(Records in a dataset)

______

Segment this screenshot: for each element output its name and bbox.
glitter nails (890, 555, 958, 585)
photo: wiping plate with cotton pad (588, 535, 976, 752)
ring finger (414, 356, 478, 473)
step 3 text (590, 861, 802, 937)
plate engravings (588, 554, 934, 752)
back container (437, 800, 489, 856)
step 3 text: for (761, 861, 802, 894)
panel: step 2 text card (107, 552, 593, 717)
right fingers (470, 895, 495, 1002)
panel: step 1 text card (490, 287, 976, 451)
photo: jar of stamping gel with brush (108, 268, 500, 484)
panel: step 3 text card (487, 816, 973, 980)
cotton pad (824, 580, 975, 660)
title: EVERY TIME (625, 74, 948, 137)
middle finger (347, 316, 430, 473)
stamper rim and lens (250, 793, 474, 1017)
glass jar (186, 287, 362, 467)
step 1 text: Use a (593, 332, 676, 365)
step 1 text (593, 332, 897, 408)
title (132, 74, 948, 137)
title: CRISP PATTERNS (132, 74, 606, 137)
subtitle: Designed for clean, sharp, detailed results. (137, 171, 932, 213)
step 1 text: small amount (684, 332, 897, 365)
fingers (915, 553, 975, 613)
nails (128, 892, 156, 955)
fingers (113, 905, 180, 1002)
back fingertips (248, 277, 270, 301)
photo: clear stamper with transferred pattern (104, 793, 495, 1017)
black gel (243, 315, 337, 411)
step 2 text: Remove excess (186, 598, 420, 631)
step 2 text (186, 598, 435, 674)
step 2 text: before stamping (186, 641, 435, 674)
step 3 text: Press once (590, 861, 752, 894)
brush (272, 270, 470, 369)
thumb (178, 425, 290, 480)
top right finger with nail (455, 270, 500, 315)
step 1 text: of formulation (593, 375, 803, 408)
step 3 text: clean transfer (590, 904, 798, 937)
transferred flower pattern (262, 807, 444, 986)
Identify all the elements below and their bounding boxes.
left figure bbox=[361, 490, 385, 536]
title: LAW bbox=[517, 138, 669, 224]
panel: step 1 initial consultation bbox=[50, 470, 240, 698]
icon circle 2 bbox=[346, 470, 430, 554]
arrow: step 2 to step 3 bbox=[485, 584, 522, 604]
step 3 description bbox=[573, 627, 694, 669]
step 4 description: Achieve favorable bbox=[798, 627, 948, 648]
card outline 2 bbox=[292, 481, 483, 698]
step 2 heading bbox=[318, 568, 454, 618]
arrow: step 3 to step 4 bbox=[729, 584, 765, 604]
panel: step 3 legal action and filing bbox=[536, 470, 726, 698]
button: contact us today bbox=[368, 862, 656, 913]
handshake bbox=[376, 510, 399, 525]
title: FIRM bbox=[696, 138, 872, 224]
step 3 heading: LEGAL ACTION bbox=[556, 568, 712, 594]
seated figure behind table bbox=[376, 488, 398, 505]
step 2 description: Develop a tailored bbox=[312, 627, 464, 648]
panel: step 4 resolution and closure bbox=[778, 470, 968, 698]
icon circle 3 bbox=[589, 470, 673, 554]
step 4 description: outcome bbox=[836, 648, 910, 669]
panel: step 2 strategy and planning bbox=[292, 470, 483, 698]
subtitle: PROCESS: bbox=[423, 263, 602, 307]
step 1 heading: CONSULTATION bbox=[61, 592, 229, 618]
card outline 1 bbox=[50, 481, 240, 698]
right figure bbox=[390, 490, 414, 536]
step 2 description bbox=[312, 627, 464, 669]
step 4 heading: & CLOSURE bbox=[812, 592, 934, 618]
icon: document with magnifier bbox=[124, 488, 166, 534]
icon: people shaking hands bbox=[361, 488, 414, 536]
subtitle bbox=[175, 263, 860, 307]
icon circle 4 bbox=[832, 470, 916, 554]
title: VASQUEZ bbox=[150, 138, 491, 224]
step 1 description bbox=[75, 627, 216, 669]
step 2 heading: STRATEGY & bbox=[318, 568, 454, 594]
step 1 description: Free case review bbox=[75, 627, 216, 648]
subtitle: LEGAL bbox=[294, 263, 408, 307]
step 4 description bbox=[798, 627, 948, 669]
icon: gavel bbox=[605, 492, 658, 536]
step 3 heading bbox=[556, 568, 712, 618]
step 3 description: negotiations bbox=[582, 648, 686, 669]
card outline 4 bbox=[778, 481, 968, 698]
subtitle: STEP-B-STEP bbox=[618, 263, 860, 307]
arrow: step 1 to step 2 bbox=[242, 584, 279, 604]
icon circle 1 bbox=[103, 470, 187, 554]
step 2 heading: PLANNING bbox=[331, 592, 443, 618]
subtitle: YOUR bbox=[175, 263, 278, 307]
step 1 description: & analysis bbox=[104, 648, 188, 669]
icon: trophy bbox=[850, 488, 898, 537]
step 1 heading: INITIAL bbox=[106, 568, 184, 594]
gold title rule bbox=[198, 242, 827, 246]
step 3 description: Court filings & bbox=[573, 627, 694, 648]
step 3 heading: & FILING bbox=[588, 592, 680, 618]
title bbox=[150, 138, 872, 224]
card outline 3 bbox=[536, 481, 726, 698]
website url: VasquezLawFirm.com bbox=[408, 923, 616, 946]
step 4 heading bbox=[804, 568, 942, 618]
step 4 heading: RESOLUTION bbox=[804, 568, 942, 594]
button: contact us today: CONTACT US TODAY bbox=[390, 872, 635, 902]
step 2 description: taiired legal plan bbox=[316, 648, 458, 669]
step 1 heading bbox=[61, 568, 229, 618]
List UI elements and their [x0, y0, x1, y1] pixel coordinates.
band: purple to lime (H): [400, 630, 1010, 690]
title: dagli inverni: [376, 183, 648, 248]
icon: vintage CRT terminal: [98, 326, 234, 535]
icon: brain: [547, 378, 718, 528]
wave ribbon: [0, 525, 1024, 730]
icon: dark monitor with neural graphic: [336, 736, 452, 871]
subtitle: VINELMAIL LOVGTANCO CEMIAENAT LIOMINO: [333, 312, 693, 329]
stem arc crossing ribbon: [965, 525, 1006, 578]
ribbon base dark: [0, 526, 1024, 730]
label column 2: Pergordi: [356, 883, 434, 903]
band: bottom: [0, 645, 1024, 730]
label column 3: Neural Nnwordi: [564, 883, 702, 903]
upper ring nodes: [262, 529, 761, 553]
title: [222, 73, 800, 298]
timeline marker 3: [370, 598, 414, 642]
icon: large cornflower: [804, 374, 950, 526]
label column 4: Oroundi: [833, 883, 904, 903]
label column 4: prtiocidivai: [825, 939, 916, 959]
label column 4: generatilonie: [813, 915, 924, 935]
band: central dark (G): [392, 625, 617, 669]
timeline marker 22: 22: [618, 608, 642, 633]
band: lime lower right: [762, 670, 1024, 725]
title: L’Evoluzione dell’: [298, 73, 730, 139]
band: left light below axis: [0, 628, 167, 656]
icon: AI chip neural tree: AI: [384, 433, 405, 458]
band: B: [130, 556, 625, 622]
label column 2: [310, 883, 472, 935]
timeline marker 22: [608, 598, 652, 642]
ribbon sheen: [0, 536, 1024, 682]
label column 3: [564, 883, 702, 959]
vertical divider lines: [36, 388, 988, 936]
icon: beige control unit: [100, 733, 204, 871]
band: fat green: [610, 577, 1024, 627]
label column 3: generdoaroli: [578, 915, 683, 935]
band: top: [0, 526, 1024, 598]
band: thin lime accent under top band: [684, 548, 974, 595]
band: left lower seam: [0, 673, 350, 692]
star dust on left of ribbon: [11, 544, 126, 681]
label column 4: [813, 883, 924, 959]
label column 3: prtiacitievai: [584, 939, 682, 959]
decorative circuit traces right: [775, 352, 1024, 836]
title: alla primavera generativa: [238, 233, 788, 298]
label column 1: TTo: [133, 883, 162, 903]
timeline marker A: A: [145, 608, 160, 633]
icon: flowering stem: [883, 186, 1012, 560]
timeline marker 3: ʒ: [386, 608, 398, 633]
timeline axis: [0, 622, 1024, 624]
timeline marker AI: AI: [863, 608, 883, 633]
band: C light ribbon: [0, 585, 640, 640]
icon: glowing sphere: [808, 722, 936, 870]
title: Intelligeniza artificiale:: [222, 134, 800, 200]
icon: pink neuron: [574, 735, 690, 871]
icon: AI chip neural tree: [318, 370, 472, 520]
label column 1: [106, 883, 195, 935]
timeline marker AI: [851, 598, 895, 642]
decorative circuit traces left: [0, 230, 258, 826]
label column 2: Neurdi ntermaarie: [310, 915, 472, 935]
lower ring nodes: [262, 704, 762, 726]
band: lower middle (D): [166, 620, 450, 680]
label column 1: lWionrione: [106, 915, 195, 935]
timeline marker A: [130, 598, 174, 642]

______

Rewrite the lines from the first one through the line containing "panel: step 1 text card (490, 287, 976, 451)", inclusive, substituting "disc" for "plate" and leaving everything else unchanged.

Segment this screenshot: for each element output its name and bbox.
glitter nails (890, 555, 958, 585)
photo: wiping disc with cotton pad (588, 535, 976, 752)
ring finger (414, 356, 478, 473)
step 3 text (590, 861, 802, 937)
disc engravings (588, 554, 934, 752)
back container (437, 800, 489, 856)
step 3 text: for (761, 861, 802, 894)
panel: step 2 text card (107, 552, 593, 717)
right fingers (470, 895, 495, 1002)
panel: step 1 text card (490, 287, 976, 451)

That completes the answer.